-- Written task A --
List, in order, the stages of the general IoT system scheme that the IoT with Hazelcast text gives.

-- Text excerpt --
** BEGIN **

The challenges of handling such volumes of data are:

  • Ingesting massive data and keep up with what is coming. This could be hundreds of thousands or millions of devices, each updating periodically, say once every few seconds. This can amount of 100s of GBs of data per system.
  • Anomaly detection – recognize and validate the correctness of data being sent to the system.
  • Analysis, aggregation, extrapolation, and reaction to a situation – all in real time. For example, a Jet engine stopped on a plane – this needs to be immediately actioned.
  • Work with extremely low latency access to data.
  • Reporting – run on-demand or scheduled batch processes to generate reports.

IoT With Hazelcast

What does Hazelcast have to do with this whole IoT thing? Well, the answer is that Hazelcast provides tools and means to build infrastructure for IoT applications. But before we get into nuts and bolts of Hazelcast components, let us first understand the full IoT landscape.

The general IoT system scheme is: Producer -> Gateway -> Processing -> Storage (further processing)

** END **

-- Supplied data --

** BEGIN **

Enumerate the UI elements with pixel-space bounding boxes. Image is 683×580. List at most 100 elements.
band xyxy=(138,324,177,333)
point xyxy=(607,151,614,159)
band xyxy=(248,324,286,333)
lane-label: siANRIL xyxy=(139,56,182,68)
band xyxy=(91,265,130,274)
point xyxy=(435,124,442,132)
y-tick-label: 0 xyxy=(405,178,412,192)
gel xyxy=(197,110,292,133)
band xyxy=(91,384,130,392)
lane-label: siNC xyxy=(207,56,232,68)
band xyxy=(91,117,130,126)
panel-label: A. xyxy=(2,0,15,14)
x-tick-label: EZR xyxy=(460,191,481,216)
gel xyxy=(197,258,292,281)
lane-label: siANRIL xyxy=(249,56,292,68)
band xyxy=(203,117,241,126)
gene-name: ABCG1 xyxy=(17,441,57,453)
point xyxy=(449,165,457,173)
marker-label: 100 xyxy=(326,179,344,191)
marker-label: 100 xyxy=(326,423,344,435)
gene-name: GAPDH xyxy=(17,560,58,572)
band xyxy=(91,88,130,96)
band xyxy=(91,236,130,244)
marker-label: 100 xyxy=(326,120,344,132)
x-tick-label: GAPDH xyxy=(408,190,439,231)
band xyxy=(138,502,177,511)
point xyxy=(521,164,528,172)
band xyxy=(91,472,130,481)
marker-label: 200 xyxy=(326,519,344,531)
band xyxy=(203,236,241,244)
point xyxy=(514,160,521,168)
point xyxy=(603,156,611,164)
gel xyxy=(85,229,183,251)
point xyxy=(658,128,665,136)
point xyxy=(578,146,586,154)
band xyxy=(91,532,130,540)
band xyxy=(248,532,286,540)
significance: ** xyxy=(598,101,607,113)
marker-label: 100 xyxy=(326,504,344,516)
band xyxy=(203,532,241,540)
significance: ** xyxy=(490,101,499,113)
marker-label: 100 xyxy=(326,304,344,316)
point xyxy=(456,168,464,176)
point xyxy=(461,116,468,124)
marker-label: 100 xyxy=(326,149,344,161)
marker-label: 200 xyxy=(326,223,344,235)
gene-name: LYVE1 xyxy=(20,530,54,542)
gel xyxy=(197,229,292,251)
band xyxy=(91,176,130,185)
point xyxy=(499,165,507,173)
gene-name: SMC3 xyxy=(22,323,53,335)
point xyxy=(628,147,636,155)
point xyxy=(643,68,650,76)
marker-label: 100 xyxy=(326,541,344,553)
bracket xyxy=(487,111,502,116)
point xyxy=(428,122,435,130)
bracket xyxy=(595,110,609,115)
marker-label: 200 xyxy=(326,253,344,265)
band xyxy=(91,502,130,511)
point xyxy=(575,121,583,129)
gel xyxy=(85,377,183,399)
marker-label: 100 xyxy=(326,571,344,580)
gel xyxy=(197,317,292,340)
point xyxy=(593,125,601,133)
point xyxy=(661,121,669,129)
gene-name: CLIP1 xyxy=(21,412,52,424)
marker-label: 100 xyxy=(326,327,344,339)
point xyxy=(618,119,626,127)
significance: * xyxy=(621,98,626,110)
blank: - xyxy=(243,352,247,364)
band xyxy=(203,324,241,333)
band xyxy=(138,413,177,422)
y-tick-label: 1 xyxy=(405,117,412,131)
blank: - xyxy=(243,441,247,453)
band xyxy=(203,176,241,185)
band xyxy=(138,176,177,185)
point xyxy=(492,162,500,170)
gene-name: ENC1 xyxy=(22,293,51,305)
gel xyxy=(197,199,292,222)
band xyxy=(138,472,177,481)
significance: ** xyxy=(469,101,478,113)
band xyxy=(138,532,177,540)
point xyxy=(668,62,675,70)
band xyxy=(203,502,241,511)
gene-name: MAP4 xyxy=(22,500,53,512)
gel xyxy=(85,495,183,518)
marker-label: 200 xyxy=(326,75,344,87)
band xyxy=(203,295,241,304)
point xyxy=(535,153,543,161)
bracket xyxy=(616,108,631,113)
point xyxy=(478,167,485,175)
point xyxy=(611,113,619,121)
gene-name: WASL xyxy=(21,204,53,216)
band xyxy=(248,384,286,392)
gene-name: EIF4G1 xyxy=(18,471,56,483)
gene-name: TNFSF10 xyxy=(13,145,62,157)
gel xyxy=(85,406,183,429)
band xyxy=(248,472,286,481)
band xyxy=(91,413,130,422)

** END **

-- Written task B --
Write out the records word for word from their first line through the line that contains "gene-name: ABCG1 xyxy=(17,441,57,453)", both included.

-- Correct output A --
Producer, Gateway, Processing, Storage

-- Correct output B --
Enumerate the UI elements with pixel-space bounding boxes. Image is 683×580. List at most 100 elements.
band xyxy=(138,324,177,333)
point xyxy=(607,151,614,159)
band xyxy=(248,324,286,333)
lane-label: siANRIL xyxy=(139,56,182,68)
band xyxy=(91,265,130,274)
point xyxy=(435,124,442,132)
y-tick-label: 0 xyxy=(405,178,412,192)
gel xyxy=(197,110,292,133)
band xyxy=(91,384,130,392)
lane-label: siNC xyxy=(207,56,232,68)
band xyxy=(91,117,130,126)
panel-label: A. xyxy=(2,0,15,14)
x-tick-label: EZR xyxy=(460,191,481,216)
gel xyxy=(197,258,292,281)
lane-label: siANRIL xyxy=(249,56,292,68)
band xyxy=(203,117,241,126)
gene-name: ABCG1 xyxy=(17,441,57,453)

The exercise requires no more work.